● PROVIDED DATA
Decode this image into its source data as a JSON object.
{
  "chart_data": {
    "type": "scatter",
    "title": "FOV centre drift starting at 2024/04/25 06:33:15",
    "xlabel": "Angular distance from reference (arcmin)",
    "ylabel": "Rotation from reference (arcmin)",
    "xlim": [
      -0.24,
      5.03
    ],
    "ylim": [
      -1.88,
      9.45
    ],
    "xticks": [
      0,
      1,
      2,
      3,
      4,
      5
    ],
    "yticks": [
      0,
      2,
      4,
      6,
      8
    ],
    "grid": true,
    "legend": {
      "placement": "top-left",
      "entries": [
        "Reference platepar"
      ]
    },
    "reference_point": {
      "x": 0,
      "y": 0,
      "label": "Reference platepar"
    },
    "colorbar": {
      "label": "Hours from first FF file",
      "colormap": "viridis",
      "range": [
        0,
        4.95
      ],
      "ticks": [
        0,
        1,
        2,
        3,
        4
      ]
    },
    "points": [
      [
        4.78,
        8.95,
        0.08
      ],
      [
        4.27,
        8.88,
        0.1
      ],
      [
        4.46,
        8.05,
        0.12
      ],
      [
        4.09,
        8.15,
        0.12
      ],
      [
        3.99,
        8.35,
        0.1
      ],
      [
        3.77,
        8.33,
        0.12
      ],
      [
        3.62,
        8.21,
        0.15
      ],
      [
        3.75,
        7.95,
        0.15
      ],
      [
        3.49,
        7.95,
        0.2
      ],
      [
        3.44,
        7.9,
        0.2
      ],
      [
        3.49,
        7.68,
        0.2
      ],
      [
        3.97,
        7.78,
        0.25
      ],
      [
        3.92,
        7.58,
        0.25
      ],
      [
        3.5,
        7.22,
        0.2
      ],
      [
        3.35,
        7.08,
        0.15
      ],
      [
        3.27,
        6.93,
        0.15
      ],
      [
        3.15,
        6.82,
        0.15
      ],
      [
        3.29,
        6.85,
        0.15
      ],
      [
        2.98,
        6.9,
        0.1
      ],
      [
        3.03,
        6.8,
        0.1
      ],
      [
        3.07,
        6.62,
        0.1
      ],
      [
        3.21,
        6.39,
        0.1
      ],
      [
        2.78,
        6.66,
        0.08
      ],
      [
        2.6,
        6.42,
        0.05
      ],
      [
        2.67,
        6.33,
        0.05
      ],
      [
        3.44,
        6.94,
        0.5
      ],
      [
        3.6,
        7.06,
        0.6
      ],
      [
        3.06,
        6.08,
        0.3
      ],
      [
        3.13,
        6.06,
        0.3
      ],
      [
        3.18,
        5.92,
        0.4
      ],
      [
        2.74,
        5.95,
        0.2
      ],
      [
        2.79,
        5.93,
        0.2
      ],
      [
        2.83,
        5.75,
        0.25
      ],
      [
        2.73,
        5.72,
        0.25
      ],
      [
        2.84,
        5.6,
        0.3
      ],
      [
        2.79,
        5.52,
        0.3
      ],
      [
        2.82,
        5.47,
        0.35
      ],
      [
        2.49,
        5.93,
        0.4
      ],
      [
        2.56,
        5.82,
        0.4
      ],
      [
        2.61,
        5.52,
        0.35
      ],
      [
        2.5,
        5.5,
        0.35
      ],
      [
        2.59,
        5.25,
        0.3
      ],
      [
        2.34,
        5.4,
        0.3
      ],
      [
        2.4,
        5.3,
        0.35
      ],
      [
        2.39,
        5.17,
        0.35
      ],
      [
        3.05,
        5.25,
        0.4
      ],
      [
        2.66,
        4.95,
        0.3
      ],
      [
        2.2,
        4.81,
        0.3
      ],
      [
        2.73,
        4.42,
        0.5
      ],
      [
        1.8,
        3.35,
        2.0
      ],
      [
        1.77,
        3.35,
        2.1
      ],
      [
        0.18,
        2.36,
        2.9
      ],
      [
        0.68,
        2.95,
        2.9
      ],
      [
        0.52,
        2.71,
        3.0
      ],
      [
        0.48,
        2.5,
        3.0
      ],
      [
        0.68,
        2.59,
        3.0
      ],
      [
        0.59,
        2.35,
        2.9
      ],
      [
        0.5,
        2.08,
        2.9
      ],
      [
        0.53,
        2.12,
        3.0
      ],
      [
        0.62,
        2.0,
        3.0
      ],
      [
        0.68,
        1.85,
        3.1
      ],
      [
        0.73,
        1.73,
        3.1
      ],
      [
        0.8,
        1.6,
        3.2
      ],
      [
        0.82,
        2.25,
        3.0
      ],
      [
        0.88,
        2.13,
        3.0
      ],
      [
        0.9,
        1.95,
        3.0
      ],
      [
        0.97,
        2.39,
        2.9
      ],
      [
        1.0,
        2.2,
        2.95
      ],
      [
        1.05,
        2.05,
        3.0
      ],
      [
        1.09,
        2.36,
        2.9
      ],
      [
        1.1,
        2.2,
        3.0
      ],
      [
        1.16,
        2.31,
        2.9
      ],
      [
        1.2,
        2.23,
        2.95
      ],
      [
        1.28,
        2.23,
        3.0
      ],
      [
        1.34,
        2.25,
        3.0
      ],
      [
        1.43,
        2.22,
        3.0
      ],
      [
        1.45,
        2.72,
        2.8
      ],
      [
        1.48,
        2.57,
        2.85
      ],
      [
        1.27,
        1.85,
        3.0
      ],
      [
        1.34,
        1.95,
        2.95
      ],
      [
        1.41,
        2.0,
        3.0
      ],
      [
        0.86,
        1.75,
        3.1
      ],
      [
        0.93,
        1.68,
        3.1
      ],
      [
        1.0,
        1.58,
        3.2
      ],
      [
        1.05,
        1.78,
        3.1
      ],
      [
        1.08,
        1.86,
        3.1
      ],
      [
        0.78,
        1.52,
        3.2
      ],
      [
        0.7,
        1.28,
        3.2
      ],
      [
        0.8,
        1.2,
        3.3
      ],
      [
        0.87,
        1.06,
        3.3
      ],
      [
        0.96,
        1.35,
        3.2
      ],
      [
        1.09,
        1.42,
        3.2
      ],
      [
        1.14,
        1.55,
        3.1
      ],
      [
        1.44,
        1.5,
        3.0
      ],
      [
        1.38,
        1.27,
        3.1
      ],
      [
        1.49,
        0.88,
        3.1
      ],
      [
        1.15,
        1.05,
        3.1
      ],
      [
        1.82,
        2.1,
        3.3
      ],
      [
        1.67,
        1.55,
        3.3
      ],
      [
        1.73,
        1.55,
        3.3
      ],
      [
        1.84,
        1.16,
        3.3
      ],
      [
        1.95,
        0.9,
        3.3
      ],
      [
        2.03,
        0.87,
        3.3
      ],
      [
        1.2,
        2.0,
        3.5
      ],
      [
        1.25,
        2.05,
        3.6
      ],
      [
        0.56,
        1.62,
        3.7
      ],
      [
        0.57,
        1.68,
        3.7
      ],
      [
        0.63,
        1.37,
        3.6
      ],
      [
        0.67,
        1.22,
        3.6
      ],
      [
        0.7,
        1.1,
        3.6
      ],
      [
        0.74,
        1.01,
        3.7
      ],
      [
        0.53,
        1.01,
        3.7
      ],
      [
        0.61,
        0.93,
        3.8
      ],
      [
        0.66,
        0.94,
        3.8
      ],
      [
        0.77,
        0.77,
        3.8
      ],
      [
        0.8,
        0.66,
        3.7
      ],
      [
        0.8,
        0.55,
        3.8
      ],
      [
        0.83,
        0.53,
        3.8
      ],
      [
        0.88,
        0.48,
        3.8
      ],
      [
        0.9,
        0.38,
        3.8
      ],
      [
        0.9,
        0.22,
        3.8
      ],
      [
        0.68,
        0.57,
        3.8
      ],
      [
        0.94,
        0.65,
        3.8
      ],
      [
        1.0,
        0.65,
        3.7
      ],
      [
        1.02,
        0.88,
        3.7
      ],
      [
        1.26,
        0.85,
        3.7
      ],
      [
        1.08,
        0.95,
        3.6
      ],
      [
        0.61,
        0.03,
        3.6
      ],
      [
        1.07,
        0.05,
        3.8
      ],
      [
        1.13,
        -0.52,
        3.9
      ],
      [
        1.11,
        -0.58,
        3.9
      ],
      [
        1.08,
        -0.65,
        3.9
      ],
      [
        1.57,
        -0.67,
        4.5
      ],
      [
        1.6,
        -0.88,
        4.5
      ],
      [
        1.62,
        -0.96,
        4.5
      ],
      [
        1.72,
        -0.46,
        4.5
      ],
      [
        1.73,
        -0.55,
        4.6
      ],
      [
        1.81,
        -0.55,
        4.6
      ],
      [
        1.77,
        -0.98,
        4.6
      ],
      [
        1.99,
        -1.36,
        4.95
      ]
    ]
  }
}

● PROBLEM TO WORK ON
Pick out, from the lines above, every one that contains the string "arcmin".

● OUTPUT FOR THIS EXERCISE
    "xlabel": "Angular distance from reference (arcmin)",
    "ylabel": "Rotation from reference (arcmin)",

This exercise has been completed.